Your task:
Check each statement against the Diophantine equations post below, answering yes or no and quoting the words of the post that decide it. 1. In the general system of equations, $F$ is a subspace of the vector space $K^n$. 2. For the linear system of Diophantine equations, $F$ is described as a subspace of a vector space. 3. The proof rewrites the system $(*)$ as $f(x)=b$.

Passage:

Start of Block

I am learning about the linear system of Diophantine equations. I have noticed that the solution structure of the Diophantine equation is quite similar to the general system of linear equations. It is $S=x_0+F$, where $x_0$ is a partial solution and $F$ is the solution set of the corresponding homogeneous Diophantine linear system, $F$ is the submodule of $\mathbb{Z}$-module $\mathbb{Z^n}$.
But in the general system of equations, $F$ is a subspace of the vector space $K^n$.
So, is the proof for the root structure theorem of the linear system of the Diophantine equations similar to the general system of equations? If it is different, can someone give me a tutorial to proof, please?
My proof for the structure of the solution set of a general linear equation system:
Theorem: If the general system of linear equations $\left\{\begin{array}\ a_{11}x_1+\cdot+a_{1n}x_n=b_1\\ \vdots\\ a_{m1}x_1+\cdots+a_{mn}x_n=b_m \end{array}\right. (*) $ has a solution, then the solution set $S$ has the form $$S=x_0+F,$$ where $x_0$ is a partial solution of $(*)$ and $F$ is the solution set of the corresponding homogeneous system of linear equations, $F$ is a subspace of $K^n$.
Proof: The system $(*)$ can be written as $f(x)=b$. We have $f(x_0)=b$ and $F=Ker(f)$. Suppose that $x\in K^n$ is any solution of $(*)$, then $f(x)=b$. This implies $f(x-x_0)=0$. Hence $x-x_0\in Ker(f)=F$. Thus $x\in x_0+F$. Conversely, if $x=x_0+w$, for $w\in F$, then $$f(x)=f(x_0+w)=f(x_0)+f(w)=b+0=b.$$ Therefore $x$ is a solution of $(*)$. Hence $S=x_0+F$.

End of Block

Records:
Start of Block

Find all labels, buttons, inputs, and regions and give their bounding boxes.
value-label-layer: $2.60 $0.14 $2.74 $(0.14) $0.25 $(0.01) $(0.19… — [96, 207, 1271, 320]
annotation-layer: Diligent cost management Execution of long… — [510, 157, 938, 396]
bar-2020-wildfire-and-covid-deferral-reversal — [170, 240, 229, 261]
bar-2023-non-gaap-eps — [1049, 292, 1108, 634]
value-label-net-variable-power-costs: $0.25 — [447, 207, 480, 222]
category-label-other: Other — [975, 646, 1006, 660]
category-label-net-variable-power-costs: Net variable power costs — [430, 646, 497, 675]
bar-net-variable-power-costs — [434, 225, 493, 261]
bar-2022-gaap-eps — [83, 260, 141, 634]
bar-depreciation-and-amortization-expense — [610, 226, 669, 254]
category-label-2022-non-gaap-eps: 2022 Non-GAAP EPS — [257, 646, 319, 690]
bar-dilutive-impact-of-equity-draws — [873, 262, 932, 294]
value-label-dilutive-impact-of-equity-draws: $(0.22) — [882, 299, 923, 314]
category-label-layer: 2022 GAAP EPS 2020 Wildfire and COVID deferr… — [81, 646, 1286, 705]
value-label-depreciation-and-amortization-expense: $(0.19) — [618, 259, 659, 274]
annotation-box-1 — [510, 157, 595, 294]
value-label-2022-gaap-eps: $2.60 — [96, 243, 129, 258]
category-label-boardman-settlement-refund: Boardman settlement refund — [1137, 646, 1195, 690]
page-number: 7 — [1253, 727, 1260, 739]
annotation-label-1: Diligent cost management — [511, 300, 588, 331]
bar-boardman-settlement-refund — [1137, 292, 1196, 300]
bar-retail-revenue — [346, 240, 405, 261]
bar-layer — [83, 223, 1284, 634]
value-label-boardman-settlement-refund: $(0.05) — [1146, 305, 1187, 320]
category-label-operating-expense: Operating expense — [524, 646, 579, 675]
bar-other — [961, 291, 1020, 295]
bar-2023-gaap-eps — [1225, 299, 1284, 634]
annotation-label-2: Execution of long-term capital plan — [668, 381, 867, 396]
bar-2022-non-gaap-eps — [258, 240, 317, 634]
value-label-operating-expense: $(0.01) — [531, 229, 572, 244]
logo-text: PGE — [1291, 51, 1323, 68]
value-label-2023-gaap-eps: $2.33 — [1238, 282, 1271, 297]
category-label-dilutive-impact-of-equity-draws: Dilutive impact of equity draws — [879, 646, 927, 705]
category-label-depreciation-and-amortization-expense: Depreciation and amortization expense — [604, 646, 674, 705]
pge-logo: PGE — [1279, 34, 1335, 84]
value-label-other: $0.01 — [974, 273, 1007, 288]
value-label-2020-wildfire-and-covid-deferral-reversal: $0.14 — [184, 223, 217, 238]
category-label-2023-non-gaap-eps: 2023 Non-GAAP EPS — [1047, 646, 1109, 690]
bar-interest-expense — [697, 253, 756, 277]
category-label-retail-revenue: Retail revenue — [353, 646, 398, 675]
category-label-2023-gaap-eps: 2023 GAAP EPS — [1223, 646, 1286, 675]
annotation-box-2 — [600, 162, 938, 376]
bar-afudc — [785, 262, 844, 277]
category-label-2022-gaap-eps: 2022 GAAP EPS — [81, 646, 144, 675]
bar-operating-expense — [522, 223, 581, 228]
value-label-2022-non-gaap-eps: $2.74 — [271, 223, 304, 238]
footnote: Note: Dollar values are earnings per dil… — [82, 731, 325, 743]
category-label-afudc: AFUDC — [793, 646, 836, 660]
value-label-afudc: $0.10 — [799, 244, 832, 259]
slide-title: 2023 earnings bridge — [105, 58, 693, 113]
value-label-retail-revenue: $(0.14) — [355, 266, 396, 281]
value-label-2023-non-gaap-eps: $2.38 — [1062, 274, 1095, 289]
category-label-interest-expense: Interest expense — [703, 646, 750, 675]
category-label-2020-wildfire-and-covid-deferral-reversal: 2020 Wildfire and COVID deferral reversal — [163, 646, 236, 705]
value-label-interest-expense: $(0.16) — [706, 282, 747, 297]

End of Block

Written reply:
1. Yes: "But in the general system of equations, $F$ is a subspace of the vector space $K^n$."
2. No: "$F$ is the submodule of $\mathbb{Z}$-module $\mathbb{Z^n}$."
3. Yes: "The system $(*)$ can be written as $f(x)=b$."